• STATED EXERCISE
Put every line of the rows below into a JSON list of strings, one string per line, with blank lines left out.
━━━ DATA PROVIDED ━━━
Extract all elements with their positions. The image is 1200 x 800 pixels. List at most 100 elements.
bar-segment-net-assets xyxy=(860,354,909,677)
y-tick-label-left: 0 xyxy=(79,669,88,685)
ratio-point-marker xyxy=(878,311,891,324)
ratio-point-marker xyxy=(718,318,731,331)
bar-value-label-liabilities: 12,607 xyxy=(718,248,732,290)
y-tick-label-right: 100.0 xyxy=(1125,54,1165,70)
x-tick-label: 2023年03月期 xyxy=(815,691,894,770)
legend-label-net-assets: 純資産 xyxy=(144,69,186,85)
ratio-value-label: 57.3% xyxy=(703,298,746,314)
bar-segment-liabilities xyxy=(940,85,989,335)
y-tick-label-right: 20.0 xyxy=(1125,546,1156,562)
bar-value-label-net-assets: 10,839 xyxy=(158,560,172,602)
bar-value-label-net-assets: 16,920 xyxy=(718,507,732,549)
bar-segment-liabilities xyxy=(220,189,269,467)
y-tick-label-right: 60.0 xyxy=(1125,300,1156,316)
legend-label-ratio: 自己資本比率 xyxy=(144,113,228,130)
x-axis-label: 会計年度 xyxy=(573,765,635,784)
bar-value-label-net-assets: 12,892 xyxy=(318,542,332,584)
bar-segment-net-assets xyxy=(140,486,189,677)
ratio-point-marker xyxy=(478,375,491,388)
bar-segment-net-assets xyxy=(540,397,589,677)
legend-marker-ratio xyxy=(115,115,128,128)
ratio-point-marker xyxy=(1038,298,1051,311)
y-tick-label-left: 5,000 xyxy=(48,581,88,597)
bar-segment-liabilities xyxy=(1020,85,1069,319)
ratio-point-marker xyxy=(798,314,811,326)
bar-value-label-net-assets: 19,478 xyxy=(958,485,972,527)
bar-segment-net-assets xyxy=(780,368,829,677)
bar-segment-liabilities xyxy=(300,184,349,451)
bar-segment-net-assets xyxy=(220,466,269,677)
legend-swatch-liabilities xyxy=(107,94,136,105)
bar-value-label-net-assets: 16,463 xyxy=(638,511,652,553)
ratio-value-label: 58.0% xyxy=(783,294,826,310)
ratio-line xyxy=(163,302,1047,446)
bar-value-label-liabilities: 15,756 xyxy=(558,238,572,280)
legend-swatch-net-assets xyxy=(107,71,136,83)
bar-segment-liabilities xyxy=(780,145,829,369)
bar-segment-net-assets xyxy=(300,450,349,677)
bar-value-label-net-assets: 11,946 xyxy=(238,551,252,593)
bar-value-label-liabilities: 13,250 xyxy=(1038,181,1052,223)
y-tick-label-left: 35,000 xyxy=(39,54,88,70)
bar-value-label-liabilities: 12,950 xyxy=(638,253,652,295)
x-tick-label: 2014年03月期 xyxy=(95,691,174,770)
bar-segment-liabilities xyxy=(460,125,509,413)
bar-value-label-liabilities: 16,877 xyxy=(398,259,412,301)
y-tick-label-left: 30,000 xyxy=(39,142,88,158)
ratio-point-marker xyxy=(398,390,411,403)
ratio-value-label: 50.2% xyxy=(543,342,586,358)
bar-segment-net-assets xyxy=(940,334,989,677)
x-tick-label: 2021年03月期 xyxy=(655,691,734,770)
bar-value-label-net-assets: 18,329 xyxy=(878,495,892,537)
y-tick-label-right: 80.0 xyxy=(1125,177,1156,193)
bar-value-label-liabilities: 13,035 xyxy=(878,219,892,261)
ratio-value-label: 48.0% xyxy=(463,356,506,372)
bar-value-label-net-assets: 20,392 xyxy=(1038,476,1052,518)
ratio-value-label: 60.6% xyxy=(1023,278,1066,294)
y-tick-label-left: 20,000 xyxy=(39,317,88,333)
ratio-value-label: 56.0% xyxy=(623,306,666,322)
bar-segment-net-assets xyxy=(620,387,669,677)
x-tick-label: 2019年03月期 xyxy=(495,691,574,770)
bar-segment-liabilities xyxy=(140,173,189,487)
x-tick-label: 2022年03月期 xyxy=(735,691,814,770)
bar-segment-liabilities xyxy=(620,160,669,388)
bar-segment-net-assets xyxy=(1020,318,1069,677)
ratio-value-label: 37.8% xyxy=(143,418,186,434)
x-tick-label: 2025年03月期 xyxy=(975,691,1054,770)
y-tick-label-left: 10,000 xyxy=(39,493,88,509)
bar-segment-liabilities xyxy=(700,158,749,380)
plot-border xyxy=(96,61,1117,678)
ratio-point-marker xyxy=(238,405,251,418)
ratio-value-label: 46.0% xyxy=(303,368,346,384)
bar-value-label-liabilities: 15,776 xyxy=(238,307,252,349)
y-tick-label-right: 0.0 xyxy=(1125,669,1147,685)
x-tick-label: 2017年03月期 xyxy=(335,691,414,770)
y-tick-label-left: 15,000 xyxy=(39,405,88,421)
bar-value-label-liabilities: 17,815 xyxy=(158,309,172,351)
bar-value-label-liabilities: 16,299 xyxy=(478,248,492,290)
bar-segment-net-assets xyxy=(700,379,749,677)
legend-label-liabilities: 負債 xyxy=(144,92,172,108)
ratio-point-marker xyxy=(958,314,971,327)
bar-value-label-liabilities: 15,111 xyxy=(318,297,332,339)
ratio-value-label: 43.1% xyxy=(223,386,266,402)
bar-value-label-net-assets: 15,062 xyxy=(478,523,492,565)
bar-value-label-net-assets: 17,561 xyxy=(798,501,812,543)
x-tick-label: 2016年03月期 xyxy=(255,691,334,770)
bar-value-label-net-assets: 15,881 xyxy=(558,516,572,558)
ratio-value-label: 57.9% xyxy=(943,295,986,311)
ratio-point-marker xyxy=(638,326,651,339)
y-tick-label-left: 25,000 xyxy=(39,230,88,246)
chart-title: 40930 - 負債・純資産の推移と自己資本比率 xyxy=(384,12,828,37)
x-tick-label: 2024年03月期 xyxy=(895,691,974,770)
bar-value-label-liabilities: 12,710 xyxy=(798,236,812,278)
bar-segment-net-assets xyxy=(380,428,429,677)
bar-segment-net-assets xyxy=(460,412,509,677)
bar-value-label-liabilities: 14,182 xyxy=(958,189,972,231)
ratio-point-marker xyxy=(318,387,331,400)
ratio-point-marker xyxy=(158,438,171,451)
━━━
• PROBLEM SOLUTION
[
  "Extract all elements with their positions. The image is 1200 x 800 pixels. List at most 100 elements.",
  "bar-segment-net-assets xyxy=(860,354,909,677)",
  "y-tick-label-left: 0 xyxy=(79,669,88,685)",
  "ratio-point-marker xyxy=(878,311,891,324)",
  "ratio-point-marker xyxy=(718,318,731,331)",
  "bar-value-label-liabilities: 12,607 xyxy=(718,248,732,290)",
  "y-tick-label-right: 100.0 xyxy=(1125,54,1165,70)",
  "x-tick-label: 2023年03月期 xyxy=(815,691,894,770)",
  "legend-label-net-assets: 純資産 xyxy=(144,69,186,85)",
  "ratio-value-label: 57.3% xyxy=(703,298,746,314)",
  "bar-segment-liabilities xyxy=(940,85,989,335)",
  "y-tick-label-right: 20.0 xyxy=(1125,546,1156,562)",
  "bar-value-label-net-assets: 10,839 xyxy=(158,560,172,602)",
  "bar-value-label-net-assets: 16,920 xyxy=(718,507,732,549)",
  "bar-segment-liabilities xyxy=(220,189,269,467)",
  "y-tick-label-right: 60.0 xyxy=(1125,300,1156,316)",
  "legend-label-ratio: 自己資本比率 xyxy=(144,113,228,130)",
  "x-axis-label: 会計年度 xyxy=(573,765,635,784)",
  "bar-value-label-net-assets: 12,892 xyxy=(318,542,332,584)",
  "bar-segment-net-assets xyxy=(140,486,189,677)",
  "ratio-point-marker xyxy=(478,375,491,388)",
  "bar-segment-net-assets xyxy=(540,397,589,677)",
  "legend-marker-ratio xyxy=(115,115,128,128)",
  "ratio-point-marker xyxy=(1038,298,1051,311)",
  "y-tick-label-left: 5,000 xyxy=(48,581,88,597)",
  "bar-segment-liabilities xyxy=(1020,85,1069,319)",
  "ratio-point-marker xyxy=(798,314,811,326)",
  "bar-value-label-net-assets: 19,478 xyxy=(958,485,972,527)",
  "bar-segment-net-assets xyxy=(780,368,829,677)",
  "bar-segment-liabilities xyxy=(300,184,349,451)",
  "bar-segment-net-assets xyxy=(220,466,269,677)",
  "legend-swatch-liabilities xyxy=(107,94,136,105)",
  "bar-value-label-net-assets: 16,463 xyxy=(638,511,652,553)",
  "ratio-value-label: 58.0% xyxy=(783,294,826,310)",
  "ratio-line xyxy=(163,302,1047,446)",
  "bar-value-label-liabilities: 15,756 xyxy=(558,238,572,280)",
  "legend-swatch-net-assets xyxy=(107,71,136,83)",
  "bar-segment-liabilities xyxy=(780,145,829,369)",
  "bar-segment-net-assets xyxy=(300,450,349,677)",
  "bar-value-label-net-assets: 11,946 xyxy=(238,551,252,593)",
  "bar-value-label-liabilities: 13,250 xyxy=(1038,181,1052,223)",
  "y-tick-label-left: 35,000 xyxy=(39,54,88,70)",
  "bar-value-label-liabilities: 12,950 xyxy=(638,253,652,295)",
  "x-tick-label: 2014年03月期 xyxy=(95,691,174,770)",
  "bar-segment-liabilities xyxy=(460,125,509,413)",
  "bar-value-label-liabilities: 16,877 xyxy=(398,259,412,301)",
  "y-tick-label-left: 30,000 xyxy=(39,142,88,158)",
  "ratio-point-marker xyxy=(398,390,411,403)",
  "ratio-value-label: 50.2% xyxy=(543,342,586,358)",
  "bar-segment-net-assets xyxy=(940,334,989,677)",
  "x-tick-label: 2021年03月期 xyxy=(655,691,734,770)",
  "bar-value-label-net-assets: 18,329 xyxy=(878,495,892,537)",
  "y-tick-label-right: 80.0 xyxy=(1125,177,1156,193)",
  "bar-value-label-liabilities: 13,035 xyxy=(878,219,892,261)",
  "ratio-value-label: 48.0% xyxy=(463,356,506,372)",
  "bar-value-label-net-assets: 20,392 xyxy=(1038,476,1052,518)",
  "ratio-value-label: 60.6% xyxy=(1023,278,1066,294)",
  "y-tick-label-left: 20,000 xyxy=(39,317,88,333)",
  "ratio-value-label: 56.0% xyxy=(623,306,666,322)",
  "bar-segment-net-assets xyxy=(620,387,669,677)",
  "x-tick-label: 2019年03月期 xyxy=(495,691,574,770)",
  "bar-segment-liabilities xyxy=(140,173,189,487)",
  "x-tick-label: 2022年03月期 xyxy=(735,691,814,770)",
  "bar-segment-liabilities xyxy=(620,160,669,388)",
  "bar-segment-net-assets xyxy=(1020,318,1069,677)",
  "ratio-value-label: 37.8% xyxy=(143,418,186,434)",
  "x-tick-label: 2025年03月期 xyxy=(975,691,1054,770)",
  "y-tick-label-left: 10,000 xyxy=(39,493,88,509)",
  "bar-segment-liabilities xyxy=(700,158,749,380)",
  "plot-border xyxy=(96,61,1117,678)",
  "ratio-point-marker xyxy=(238,405,251,418)",
  "ratio-value-label: 46.0% xyxy=(303,368,346,384)",
  "bar-value-label-liabilities: 15,776 xyxy=(238,307,252,349)",
  "y-tick-label-right: 0.0 xyxy=(1125,669,1147,685)",
  "x-tick-label: 2017年03月期 xyxy=(335,691,414,770)",
  "y-tick-label-left: 15,000 xyxy=(39,405,88,421)",
  "bar-value-label-liabilities: 17,815 xyxy=(158,309,172,351)",
  "bar-value-label-liabilities: 16,299 xyxy=(478,248,492,290)",
  "bar-segment-net-assets xyxy=(700,379,749,677)",
  "legend-label-liabilities: 負債 xyxy=(144,92,172,108)",
  "ratio-point-marker xyxy=(958,314,971,327)",
  "bar-value-label-liabilities: 15,111 xyxy=(318,297,332,339)",
  "ratio-value-label: 43.1% xyxy=(223,386,266,402)",
  "bar-value-label-net-assets: 15,062 xyxy=(478,523,492,565)",
  "bar-value-label-net-assets: 17,561 xyxy=(798,501,812,543)",
  "x-tick-label: 2016年03月期 xyxy=(255,691,334,770)",
  "bar-value-label-net-assets: 15,881 xyxy=(558,516,572,558)",
  "ratio-value-label: 57.9% xyxy=(943,295,986,311)",
  "ratio-point-marker xyxy=(638,326,651,339)",
  "y-tick-label-left: 25,000 xyxy=(39,230,88,246)",
  "chart-title: 40930 - 負債・純資産の推移と自己資本比率 xyxy=(384,12,828,37)",
  "x-tick-label: 2024年03月期 xyxy=(895,691,974,770)",
  "bar-value-label-liabilities: 12,710 xyxy=(798,236,812,278)",
  "bar-segment-net-assets xyxy=(380,428,429,677)",
  "bar-segment-net-assets xyxy=(460,412,509,677)",
  "bar-value-label-liabilities: 14,182 xyxy=(958,189,972,231)",
  "ratio-point-marker xyxy=(318,387,331,400)",
  "ratio-point-marker xyxy=(158,438,171,451)"
]